### WRITTEN EXERCISE:
Output each line of the material exactly as it stands.

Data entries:
----------

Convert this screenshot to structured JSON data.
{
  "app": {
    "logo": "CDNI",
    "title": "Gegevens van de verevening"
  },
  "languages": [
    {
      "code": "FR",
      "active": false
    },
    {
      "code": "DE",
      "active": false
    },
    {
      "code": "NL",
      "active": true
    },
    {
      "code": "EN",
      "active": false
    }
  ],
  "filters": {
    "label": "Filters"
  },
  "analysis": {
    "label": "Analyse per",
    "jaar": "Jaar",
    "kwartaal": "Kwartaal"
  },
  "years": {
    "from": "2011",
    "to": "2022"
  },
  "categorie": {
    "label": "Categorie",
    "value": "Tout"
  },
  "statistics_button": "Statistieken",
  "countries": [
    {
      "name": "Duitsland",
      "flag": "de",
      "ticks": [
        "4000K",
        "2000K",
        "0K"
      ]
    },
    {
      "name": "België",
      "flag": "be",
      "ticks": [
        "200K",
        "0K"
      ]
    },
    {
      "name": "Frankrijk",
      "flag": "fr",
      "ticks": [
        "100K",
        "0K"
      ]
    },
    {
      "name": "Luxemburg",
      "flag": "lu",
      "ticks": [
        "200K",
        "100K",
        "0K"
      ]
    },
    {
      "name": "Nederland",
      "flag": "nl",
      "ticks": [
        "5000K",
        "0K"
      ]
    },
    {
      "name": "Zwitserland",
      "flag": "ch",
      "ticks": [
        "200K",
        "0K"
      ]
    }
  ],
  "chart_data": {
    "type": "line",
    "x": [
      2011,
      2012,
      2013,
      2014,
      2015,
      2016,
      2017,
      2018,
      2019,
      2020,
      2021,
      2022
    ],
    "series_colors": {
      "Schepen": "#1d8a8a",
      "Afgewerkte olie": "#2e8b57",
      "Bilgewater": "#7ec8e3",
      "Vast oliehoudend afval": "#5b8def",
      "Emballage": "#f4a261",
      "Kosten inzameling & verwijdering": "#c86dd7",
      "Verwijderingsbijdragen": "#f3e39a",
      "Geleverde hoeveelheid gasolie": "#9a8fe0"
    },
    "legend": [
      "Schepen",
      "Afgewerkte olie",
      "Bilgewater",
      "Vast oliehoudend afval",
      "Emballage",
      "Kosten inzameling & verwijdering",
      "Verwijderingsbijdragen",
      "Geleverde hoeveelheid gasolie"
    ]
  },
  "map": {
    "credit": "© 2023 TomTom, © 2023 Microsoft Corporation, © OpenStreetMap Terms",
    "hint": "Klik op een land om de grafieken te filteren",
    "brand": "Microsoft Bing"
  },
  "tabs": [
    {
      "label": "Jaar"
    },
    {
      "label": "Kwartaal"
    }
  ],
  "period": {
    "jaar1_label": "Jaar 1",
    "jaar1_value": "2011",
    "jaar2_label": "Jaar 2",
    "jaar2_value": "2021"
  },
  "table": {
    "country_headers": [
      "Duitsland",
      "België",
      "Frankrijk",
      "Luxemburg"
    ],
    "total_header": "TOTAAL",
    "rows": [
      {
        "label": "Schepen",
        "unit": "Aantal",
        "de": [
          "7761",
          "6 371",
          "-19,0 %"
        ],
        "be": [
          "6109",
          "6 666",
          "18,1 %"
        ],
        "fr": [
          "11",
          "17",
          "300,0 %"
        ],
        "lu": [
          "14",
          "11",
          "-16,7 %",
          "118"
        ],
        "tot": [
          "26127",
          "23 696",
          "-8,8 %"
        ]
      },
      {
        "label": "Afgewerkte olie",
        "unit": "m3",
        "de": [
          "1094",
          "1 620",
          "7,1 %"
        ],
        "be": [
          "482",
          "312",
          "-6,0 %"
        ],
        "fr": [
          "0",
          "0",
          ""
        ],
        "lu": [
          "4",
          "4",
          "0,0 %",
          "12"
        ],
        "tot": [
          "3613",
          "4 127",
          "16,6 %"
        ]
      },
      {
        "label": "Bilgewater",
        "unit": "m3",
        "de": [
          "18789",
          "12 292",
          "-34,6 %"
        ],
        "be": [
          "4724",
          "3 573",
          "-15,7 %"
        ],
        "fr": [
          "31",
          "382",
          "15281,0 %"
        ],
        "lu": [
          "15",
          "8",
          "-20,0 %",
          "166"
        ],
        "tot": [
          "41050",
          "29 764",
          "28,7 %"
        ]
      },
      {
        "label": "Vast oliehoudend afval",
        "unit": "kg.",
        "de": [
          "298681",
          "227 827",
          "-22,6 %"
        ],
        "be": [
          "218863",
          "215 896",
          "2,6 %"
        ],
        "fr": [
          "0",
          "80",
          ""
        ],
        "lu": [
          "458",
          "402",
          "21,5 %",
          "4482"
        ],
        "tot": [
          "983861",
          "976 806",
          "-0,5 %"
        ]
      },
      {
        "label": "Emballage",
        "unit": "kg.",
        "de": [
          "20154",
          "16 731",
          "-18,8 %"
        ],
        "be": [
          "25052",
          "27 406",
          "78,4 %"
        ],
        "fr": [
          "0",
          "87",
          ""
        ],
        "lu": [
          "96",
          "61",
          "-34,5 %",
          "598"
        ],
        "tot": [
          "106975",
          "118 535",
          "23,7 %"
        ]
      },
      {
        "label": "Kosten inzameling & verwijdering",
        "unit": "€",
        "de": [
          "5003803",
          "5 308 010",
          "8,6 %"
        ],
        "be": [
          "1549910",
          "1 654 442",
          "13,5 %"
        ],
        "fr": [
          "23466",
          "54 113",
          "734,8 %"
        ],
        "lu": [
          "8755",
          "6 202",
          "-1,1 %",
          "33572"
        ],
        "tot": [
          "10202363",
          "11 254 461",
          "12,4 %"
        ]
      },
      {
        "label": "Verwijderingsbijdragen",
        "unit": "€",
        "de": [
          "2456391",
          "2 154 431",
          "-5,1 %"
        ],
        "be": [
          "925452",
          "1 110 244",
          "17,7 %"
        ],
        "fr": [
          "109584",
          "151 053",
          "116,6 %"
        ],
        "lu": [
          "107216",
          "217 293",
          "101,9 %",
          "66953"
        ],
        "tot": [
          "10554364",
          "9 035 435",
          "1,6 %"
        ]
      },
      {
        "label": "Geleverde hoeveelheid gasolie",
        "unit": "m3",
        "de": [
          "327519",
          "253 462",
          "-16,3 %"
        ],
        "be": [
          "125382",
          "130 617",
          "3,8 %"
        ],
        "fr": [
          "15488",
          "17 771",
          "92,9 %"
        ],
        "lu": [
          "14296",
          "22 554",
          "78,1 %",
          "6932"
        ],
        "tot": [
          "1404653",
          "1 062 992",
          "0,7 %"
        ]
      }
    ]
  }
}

----------

### RESPONSE TO THIS EXERCISE:
Convert this screenshot to structured JSON data.
{
  "app": {
    "logo": "CDNI",
    "title": "Gegevens van de verevening"
  },
  "languages": [
    {
      "code": "FR",
      "active": false
    },
    {
      "code": "DE",
      "active": false
    },
    {
      "code": "NL",
      "active": true
    },
    {
      "code": "EN",
      "active": false
    }
  ],
  "filters": {
    "label": "Filters"
  },
  "analysis": {
    "label": "Analyse per",
    "jaar": "Jaar",
    "kwartaal": "Kwartaal"
  },
  "years": {
    "from": "2011",
    "to": "2022"
  },
  "categorie": {
    "label": "Categorie",
    "value": "Tout"
  },
  "statistics_button": "Statistieken",
  "countries": [
    {
      "name": "Duitsland",
      "flag": "de",
      "ticks": [
        "4000K",
        "2000K",
        "0K"
      ]
    },
    {
      "name": "België",
      "flag": "be",
      "ticks": [
        "200K",
        "0K"
      ]
    },
    {
      "name": "Frankrijk",
      "flag": "fr",
      "ticks": [
        "100K",
        "0K"
      ]
    },
    {
      "name": "Luxemburg",
      "flag": "lu",
      "ticks": [
        "200K",
        "100K",
        "0K"
      ]
    },
    {
      "name": "Nederland",
      "flag": "nl",
      "ticks": [
        "5000K",
        "0K"
      ]
    },
    {
      "name": "Zwitserland",
      "flag": "ch",
      "ticks": [
        "200K",
        "0K"
      ]
    }
  ],
  "chart_data": {
    "type": "line",
    "x": [
      2011,
      2012,
      2013,
      2014,
      2015,
      2016,
      2017,
      2018,
      2019,
      2020,
      2021,
      2022
    ],
    "series_colors": {
      "Schepen": "#1d8a8a",
      "Afgewerkte olie": "#2e8b57",
      "Bilgewater": "#7ec8e3",
      "Vast oliehoudend afval": "#5b8def",
      "Emballage": "#f4a261",
      "Kosten inzameling & verwijdering": "#c86dd7",
      "Verwijderingsbijdragen": "#f3e39a",
      "Geleverde hoeveelheid gasolie": "#9a8fe0"
    },
    "legend": [
      "Schepen",
      "Afgewerkte olie",
      "Bilgewater",
      "Vast oliehoudend afval",
      "Emballage",
      "Kosten inzameling & verwijdering",
      "Verwijderingsbijdragen",
      "Geleverde hoeveelheid gasolie"
    ]
  },
  "map": {
    "credit": "© 2023 TomTom, © 2023 Microsoft Corporation, © OpenStreetMap Terms",
    "hint": "Klik op een land om de grafieken te filteren",
    "brand": "Microsoft Bing"
  },
  "tabs": [
    {
      "label": "Jaar"
    },
    {
      "label": "Kwartaal"
    }
  ],
  "period": {
    "jaar1_label": "Jaar 1",
    "jaar1_value": "2011",
    "jaar2_label": "Jaar 2",
    "jaar2_value": "2021"
  },
  "table": {
    "country_headers": [
      "Duitsland",
      "België",
      "Frankrijk",
      "Luxemburg"
    ],
    "total_header": "TOTAAL",
    "rows": [
      {
        "label": "Schepen",
        "unit": "Aantal",
        "de": [
          "7761",
          "6 371",
          "-19,0 %"
        ],
        "be": [
          "6109",
          "6 666",
          "18,1 %"
        ],
        "fr": [
          "11",
          "17",
          "300,0 %"
        ],
        "lu": [
          "14",
          "11",
          "-16,7 %",
          "118"
        ],
        "tot": [
          "26127",
          "23 696",
          "-8,8 %"
        ]
      },
      {
        "label": "Afgewerkte olie",
        "unit": "m3",
        "de": [
          "1094",
          "1 620",
          "7,1 %"
        ],
        "be": [
          "482",
          "312",
          "-6,0 %"
        ],
        "fr": [
          "0",
          "0",
          ""
        ],
        "lu": [
          "4",
          "4",
          "0,0 %",
          "12"
        ],
        "tot": [
          "3613",
          "4 127",
          "16,6 %"
        ]
      },
      {
        "label": "Bilgewater",
        "unit": "m3",
        "de": [
          "18789",
          "12 292",
          "-34,6 %"
        ],
        "be": [
          "4724",
          "3 573",
          "-15,7 %"
        ],
        "fr": [
          "31",
          "382",
          "15281,0 %"
        ],
        "lu": [
          "15",
          "8",
          "-20,0 %",
          "166"
        ],
        "tot": [
          "41050",
          "29 764",
          "28,7 %"
        ]
      },
      {
        "label": "Vast oliehoudend afval",
        "unit": "kg.",
        "de": [
          "298681",
          "227 827",
          "-22,6 %"
        ],
        "be": [
          "218863",
          "215 896",
          "2,6 %"
        ],
        "fr": [
          "0",
          "80",
          ""
        ],
        "lu": [
          "458",
          "402",
          "21,5 %",
          "4482"
        ],
        "tot": [
          "983861",
          "976 806",
          "-0,5 %"
        ]
      },
      {
        "label": "Emballage",
        "unit": "kg.",
        "de": [
          "20154",
          "16 731",
          "-18,8 %"
        ],
        "be": [
          "25052",
          "27 406",
          "78,4 %"
        ],
        "fr": [
          "0",
          "87",
          ""
        ],
        "lu": [
          "96",
          "61",
          "-34,5 %",
          "598"
        ],
        "tot": [
          "106975",
          "118 535",
          "23,7 %"
        ]
      },
      {
        "label": "Kosten inzameling & verwijdering",
        "unit": "€",
        "de": [
          "5003803",
          "5 308 010",
          "8,6 %"
        ],
        "be": [
          "1549910",
          "1 654 442",
          "13,5 %"
        ],
        "fr": [
          "23466",
          "54 113",
          "734,8 %"
        ],
        "lu": [
          "8755",
          "6 202",
          "-1,1 %",
          "33572"
        ],
        "tot": [
          "10202363",
          "11 254 461",
          "12,4 %"
        ]
      },
      {
        "label": "Verwijderingsbijdragen",
        "unit": "€",
        "de": [
          "2456391",
          "2 154 431",
          "-5,1 %"
        ],
        "be": [
          "925452",
          "1 110 244",
          "17,7 %"
        ],
        "fr": [
          "109584",
          "151 053",
          "116,6 %"
        ],
        "lu": [
          "107216",
          "217 293",
          "101,9 %",
          "66953"
        ],
        "tot": [
          "10554364",
          "9 035 435",
          "1,6 %"
        ]
      },
      {
        "label": "Geleverde hoeveelheid gasolie",
        "unit": "m3",
        "de": [
          "327519",
          "253 462",
          "-16,3 %"
        ],
        "be": [
          "125382",
          "130 617",
          "3,8 %"
        ],
        "fr": [
          "15488",
          "17 771",
          "92,9 %"
        ],
        "lu": [
          "14296",
          "22 554",
          "78,1 %",
          "6932"
        ],
        "tot": [
          "1404653",
          "1 062 992",
          "0,7 %"
        ]
      }
    ]
  }
}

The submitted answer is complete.